Given task >>
Return the number of lines that contain the word "hierover", and return nothing else.

Records from a data source:
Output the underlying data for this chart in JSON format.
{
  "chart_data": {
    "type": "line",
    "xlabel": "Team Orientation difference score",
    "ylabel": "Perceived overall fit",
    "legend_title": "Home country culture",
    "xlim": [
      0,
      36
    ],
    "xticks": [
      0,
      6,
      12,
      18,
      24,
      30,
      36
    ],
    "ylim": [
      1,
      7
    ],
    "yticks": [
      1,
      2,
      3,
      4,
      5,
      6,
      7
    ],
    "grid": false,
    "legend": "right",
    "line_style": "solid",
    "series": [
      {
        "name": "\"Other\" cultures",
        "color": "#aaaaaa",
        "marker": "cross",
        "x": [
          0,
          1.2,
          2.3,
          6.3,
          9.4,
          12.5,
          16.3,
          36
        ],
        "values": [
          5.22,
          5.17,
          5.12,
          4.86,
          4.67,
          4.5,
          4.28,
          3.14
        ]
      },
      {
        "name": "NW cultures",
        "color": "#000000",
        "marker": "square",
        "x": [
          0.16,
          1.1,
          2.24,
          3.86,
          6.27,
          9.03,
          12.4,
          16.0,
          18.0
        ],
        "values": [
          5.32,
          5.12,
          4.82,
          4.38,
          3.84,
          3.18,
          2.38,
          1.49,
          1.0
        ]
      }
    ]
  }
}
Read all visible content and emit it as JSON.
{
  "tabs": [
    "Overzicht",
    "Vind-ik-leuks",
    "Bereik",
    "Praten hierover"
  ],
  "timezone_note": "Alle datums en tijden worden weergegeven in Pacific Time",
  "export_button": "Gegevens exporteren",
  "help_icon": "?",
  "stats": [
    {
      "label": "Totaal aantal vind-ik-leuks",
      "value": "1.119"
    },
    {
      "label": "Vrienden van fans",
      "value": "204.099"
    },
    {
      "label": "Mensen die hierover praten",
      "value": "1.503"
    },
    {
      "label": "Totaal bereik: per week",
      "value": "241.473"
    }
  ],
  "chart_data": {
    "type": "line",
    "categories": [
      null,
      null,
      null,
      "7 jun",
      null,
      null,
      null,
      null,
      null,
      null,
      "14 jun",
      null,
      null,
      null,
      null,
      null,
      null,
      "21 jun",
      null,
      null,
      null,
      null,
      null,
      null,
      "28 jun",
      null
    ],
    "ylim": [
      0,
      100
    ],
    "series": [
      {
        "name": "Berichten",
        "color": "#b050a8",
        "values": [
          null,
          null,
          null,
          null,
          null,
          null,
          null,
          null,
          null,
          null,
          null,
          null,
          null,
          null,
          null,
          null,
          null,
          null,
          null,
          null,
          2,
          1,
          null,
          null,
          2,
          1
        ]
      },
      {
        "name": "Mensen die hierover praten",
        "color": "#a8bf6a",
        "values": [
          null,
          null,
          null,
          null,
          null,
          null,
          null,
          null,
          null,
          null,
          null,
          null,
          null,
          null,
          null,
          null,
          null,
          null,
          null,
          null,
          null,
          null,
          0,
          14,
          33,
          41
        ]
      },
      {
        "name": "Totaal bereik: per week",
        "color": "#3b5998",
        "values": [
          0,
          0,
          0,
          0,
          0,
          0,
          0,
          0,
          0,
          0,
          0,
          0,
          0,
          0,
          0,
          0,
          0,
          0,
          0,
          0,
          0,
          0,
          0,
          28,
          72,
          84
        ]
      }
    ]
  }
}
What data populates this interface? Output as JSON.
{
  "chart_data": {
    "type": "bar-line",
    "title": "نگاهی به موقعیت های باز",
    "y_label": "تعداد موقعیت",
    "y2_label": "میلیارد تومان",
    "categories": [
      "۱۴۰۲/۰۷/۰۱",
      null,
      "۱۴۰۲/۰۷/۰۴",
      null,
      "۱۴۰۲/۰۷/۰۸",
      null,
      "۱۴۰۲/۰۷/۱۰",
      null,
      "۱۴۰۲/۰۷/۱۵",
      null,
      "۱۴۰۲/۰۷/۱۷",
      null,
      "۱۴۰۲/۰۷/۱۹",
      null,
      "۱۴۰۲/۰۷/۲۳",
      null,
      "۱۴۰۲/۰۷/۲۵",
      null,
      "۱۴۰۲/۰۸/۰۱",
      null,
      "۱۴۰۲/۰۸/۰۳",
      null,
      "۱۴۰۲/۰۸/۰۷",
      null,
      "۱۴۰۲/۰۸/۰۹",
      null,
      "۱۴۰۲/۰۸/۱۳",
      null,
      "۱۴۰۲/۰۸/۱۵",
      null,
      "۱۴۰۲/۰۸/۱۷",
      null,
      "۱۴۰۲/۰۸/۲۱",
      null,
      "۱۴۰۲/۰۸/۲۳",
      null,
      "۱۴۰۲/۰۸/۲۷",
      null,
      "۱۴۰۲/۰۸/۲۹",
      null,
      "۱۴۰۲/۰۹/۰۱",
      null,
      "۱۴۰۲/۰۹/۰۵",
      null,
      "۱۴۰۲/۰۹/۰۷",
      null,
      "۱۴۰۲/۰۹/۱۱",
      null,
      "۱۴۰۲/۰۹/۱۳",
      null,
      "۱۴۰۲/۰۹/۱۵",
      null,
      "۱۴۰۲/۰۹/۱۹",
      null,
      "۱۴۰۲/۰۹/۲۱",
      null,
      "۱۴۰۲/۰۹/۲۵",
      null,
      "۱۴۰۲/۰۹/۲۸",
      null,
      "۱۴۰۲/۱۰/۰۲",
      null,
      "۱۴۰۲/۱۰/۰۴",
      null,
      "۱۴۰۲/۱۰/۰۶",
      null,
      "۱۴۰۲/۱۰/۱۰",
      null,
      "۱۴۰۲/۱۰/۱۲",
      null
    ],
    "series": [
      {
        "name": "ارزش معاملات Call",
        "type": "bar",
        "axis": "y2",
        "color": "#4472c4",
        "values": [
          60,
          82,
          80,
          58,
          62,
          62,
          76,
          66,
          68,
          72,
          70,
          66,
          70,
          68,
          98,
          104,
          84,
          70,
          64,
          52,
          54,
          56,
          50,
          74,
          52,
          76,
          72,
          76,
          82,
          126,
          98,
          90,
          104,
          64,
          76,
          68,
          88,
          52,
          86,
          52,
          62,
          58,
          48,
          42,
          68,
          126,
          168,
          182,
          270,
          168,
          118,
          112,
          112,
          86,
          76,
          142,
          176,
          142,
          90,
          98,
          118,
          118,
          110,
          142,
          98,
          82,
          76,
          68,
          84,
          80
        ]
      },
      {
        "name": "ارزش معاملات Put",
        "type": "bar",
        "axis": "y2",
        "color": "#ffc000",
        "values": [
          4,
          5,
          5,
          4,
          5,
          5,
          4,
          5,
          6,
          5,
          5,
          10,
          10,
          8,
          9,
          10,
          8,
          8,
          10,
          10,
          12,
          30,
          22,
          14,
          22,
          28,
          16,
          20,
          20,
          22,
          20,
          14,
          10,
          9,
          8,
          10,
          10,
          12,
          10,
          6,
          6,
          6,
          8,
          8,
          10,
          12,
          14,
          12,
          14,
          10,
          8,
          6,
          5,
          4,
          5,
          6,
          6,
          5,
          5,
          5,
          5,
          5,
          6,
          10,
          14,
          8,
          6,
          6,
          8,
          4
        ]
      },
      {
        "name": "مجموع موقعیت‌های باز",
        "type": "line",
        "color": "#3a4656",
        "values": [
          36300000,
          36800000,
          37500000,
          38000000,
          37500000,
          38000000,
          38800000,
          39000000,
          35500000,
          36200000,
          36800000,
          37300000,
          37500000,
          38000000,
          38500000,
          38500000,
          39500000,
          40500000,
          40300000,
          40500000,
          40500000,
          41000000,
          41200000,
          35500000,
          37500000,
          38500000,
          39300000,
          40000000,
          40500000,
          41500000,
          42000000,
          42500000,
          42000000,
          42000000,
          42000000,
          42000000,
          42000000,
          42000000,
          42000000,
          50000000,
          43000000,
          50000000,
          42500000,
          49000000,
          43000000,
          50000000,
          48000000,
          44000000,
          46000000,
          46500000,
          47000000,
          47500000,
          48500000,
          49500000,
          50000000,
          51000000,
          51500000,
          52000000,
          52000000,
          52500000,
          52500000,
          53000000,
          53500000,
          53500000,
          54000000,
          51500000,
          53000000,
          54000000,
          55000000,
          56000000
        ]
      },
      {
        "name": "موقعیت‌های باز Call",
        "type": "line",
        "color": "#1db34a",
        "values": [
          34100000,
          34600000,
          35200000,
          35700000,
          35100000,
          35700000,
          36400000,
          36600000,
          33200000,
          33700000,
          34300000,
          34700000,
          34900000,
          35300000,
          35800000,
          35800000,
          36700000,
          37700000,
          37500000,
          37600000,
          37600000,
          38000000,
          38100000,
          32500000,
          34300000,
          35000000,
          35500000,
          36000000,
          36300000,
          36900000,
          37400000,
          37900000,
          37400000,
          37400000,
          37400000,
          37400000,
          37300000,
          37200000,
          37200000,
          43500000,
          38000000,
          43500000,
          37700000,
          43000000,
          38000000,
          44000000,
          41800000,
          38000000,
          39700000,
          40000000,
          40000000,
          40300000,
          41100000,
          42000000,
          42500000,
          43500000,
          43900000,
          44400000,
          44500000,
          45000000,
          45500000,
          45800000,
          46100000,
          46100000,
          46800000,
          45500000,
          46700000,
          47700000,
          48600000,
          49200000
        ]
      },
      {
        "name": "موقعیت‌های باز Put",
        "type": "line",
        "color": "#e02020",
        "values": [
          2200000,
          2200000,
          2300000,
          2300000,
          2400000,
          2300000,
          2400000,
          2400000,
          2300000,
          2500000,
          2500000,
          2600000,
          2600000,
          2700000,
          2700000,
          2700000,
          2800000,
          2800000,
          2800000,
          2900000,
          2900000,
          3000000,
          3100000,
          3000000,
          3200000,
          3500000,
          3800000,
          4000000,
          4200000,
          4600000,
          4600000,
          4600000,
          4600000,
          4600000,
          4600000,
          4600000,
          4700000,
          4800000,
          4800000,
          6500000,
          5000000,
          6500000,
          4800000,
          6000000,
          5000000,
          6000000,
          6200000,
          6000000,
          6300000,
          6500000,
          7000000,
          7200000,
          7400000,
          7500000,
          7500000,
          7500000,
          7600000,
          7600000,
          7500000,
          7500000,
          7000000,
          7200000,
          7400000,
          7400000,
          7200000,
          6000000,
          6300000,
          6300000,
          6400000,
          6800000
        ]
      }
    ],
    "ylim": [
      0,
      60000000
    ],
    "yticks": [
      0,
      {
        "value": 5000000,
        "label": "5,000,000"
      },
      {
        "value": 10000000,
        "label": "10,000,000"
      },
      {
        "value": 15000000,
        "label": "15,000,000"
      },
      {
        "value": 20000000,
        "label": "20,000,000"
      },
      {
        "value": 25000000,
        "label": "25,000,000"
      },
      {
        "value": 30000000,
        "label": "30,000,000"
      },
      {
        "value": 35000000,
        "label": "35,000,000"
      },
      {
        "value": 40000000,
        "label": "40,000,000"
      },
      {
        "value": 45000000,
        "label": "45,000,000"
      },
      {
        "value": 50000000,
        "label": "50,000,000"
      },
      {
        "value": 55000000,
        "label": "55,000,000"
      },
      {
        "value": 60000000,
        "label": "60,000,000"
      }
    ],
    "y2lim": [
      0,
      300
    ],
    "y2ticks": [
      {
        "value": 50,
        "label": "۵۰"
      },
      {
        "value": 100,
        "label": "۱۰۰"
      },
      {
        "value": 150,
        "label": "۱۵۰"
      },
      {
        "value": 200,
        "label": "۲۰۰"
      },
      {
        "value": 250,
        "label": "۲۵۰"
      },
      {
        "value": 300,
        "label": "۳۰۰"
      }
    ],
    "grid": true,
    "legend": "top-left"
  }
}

Solution to the problem >>
3